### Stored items
──────

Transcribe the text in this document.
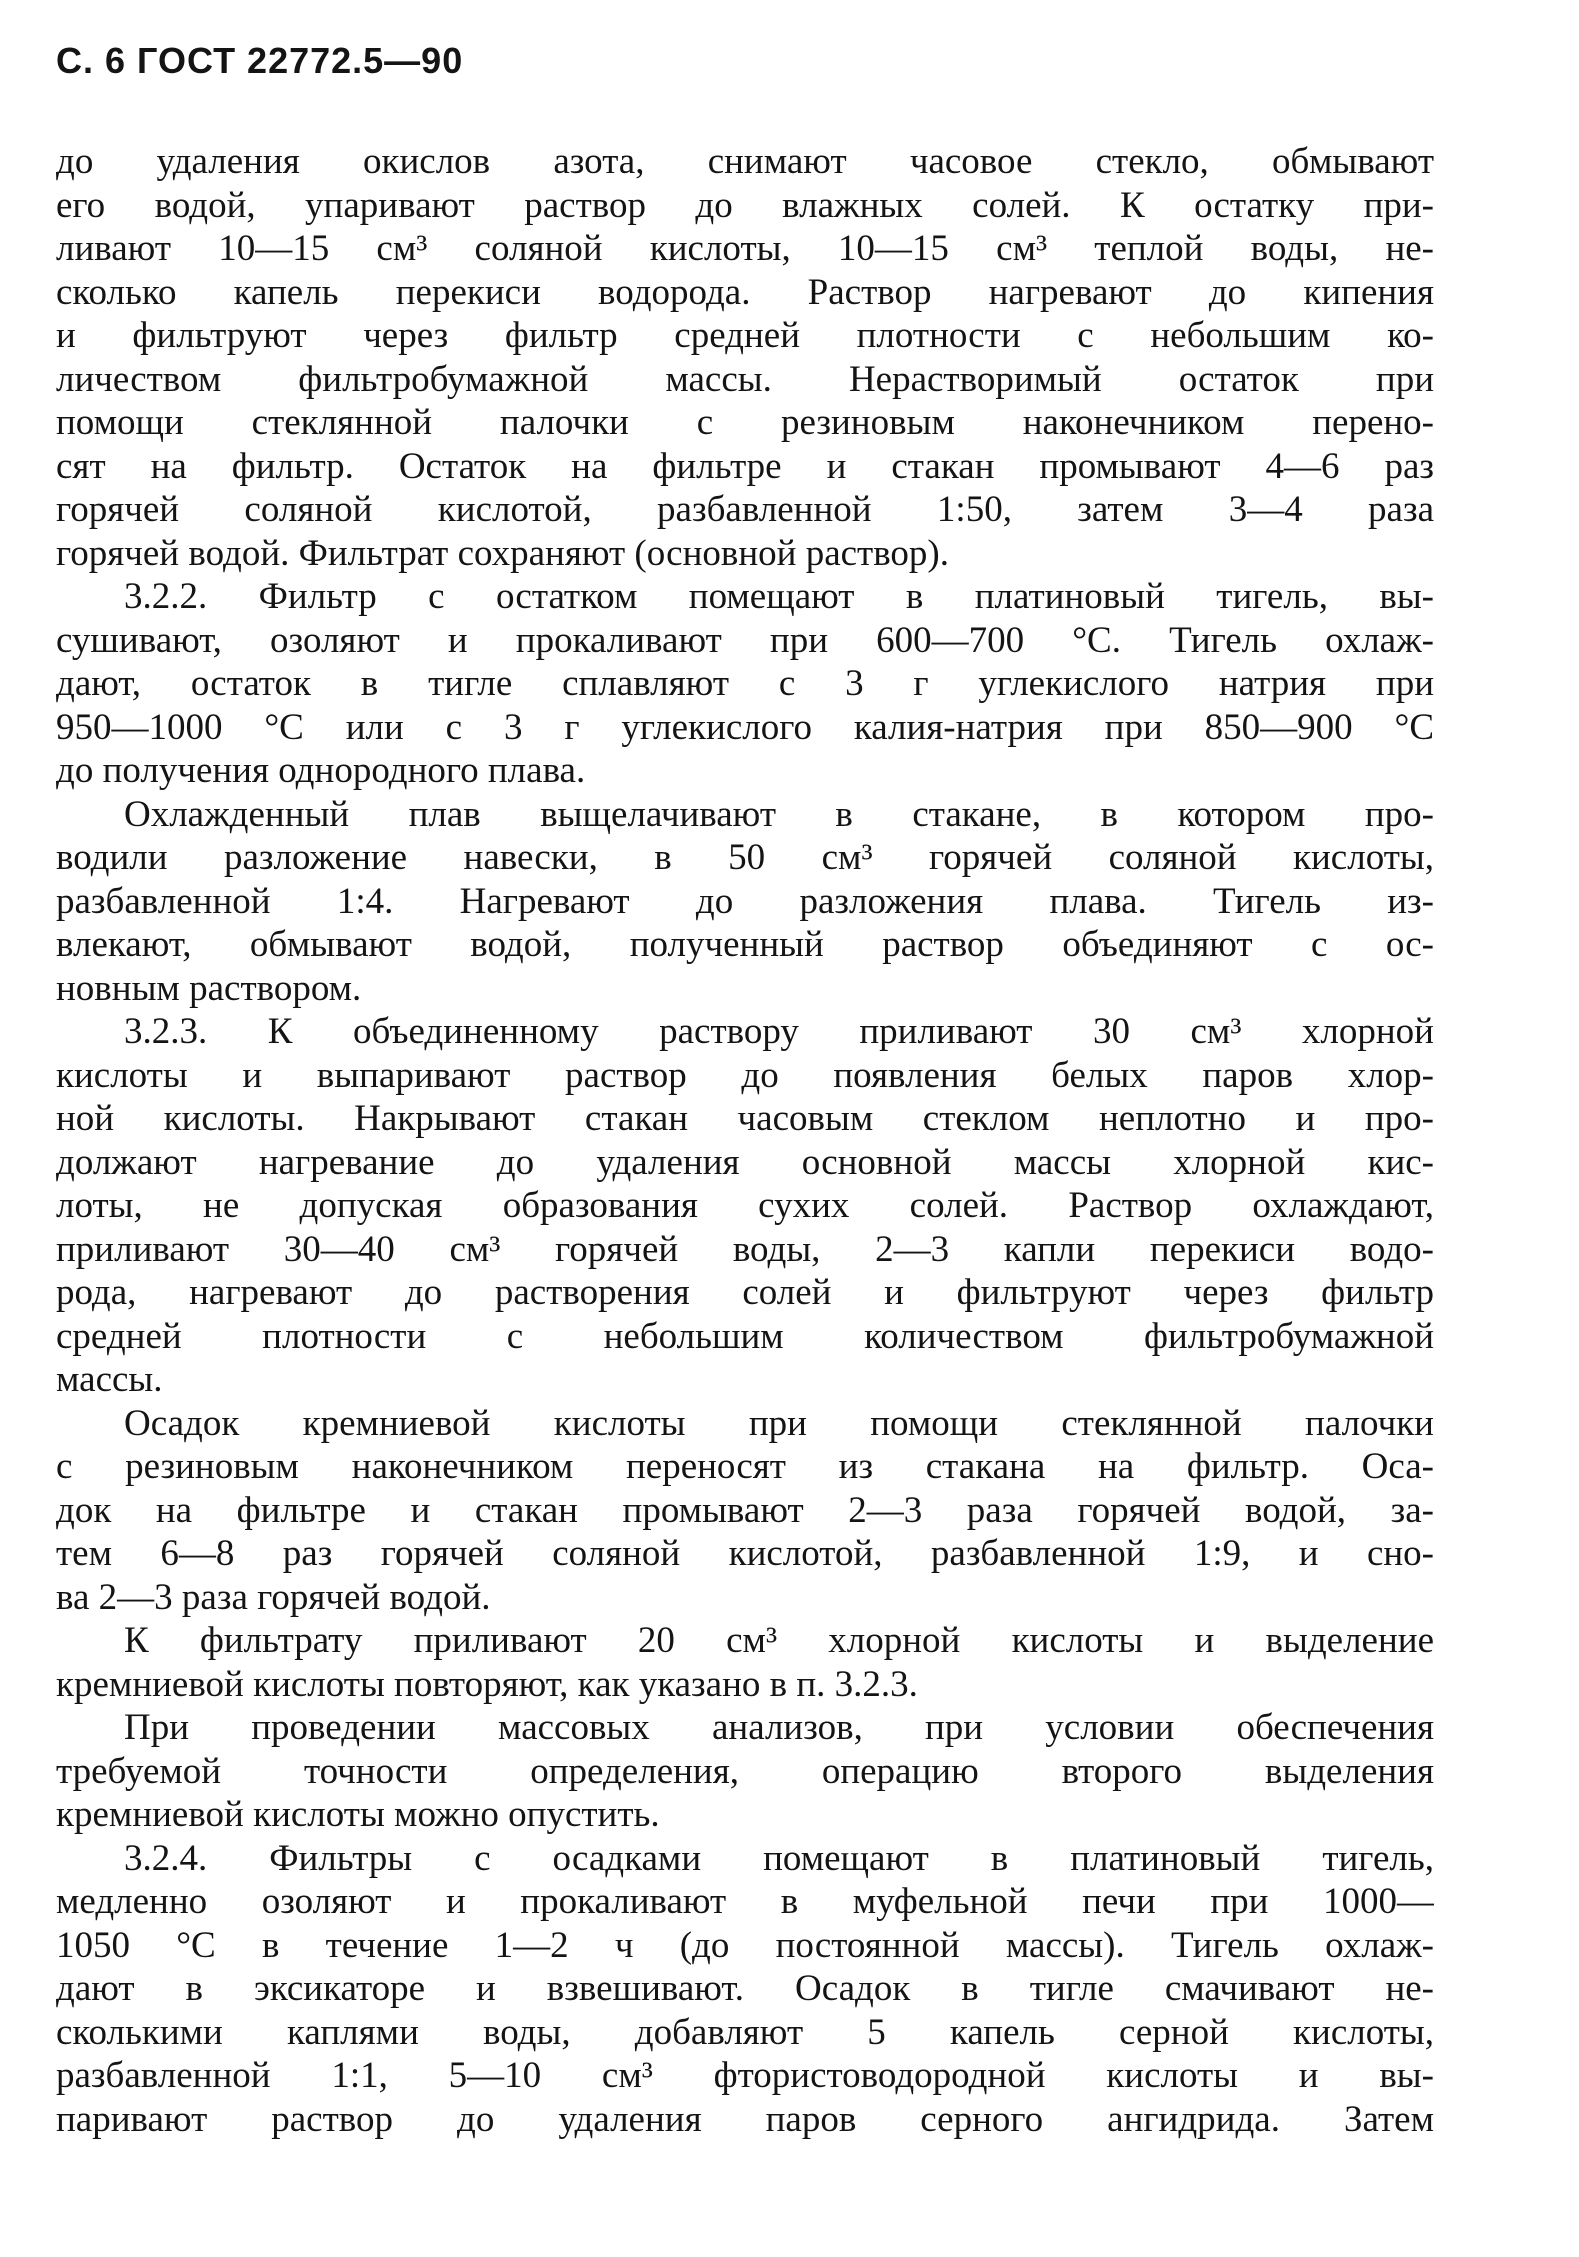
С. 6 ГОСТ 22772.5—90
до удаления окислов азота, снимают часовое стекло, обмывают
его водой, упаривают раствор до влажных солей. К остатку при-
ливают 10—15 см³ соляной кислоты, 10—15 см³ теплой воды, не-
сколько капель перекиси водорода. Раствор нагревают до кипения
и фильтруют через фильтр средней плотности с небольшим ко-
личеством фильтробумажной массы. Нерастворимый остаток при
помощи стеклянной палочки с резиновым наконечником перено-
сят на фильтр. Остаток на фильтре и стакан промывают 4—6 раз
горячей соляной кислотой, разбавленной 1:50, затем 3—4 раза
горячей водой. Фильтрат сохраняют (основной раствор).
3.2.2. Фильтр с остатком помещают в платиновый тигель, вы-
сушивают, озоляют и прокаливают при 600—700 °С. Тигель охлаж-
дают, остаток в тигле сплавляют с 3 г углекислого натрия при
950—1000 °С или с 3 г углекислого калия-натрия при 850—900 °С
до получения однородного плава.
Охлажденный плав выщелачивают в стакане, в котором про-
водили разложение навески, в 50 см³ горячей соляной кислоты,
разбавленной 1:4. Нагревают до разложения плава. Тигель из-
влекают, обмывают водой, полученный раствор объединяют с ос-
новным раствором.
3.2.3. К объединенному раствору приливают 30 см³ хлорной
кислоты и выпаривают раствор до появления белых паров хлор-
ной кислоты. Накрывают стакан часовым стеклом неплотно и про-
должают нагревание до удаления основной массы хлорной кис-
лоты, не допуская образования сухих солей. Раствор охлаждают,
приливают 30—40 см³ горячей воды, 2—3 капли перекиси водо-
рода, нагревают до растворения солей и фильтруют через фильтр
средней плотности с небольшим количеством фильтробумажной
массы.
Осадок кремниевой кислоты при помощи стеклянной палочки
с резиновым наконечником переносят из стакана на фильтр. Оса-
док на фильтре и стакан промывают 2—3 раза горячей водой, за-
тем 6—8 раз горячей соляной кислотой, разбавленной 1:9, и сно-
ва 2—3 раза горячей водой.
К фильтрату приливают 20 см³ хлорной кислоты и выделение
кремниевой кислоты повторяют, как указано в п. 3.2.3.
При проведении массовых анализов, при условии обеспечения
требуемой точности определения, операцию второго выделения
кремниевой кислоты можно опустить.
3.2.4. Фильтры с осадками помещают в платиновый тигель,
медленно озоляют и прокаливают в муфельной печи при 1000—
1050 °С в течение 1—2 ч (до постоянной массы). Тигель охлаж-
дают в эксикаторе и взвешивают. Осадок в тигле смачивают не-
сколькими каплями воды, добавляют 5 капель серной кислоты,
разбавленной 1:1, 5—10 см³ фтористоводородной кислоты и вы-
паривают раствор до удаления паров серного ангидрида. Затем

──────

### What is expected
State the number of lines in this listing that contain the string "основной", and add nothing else.

### Full response
2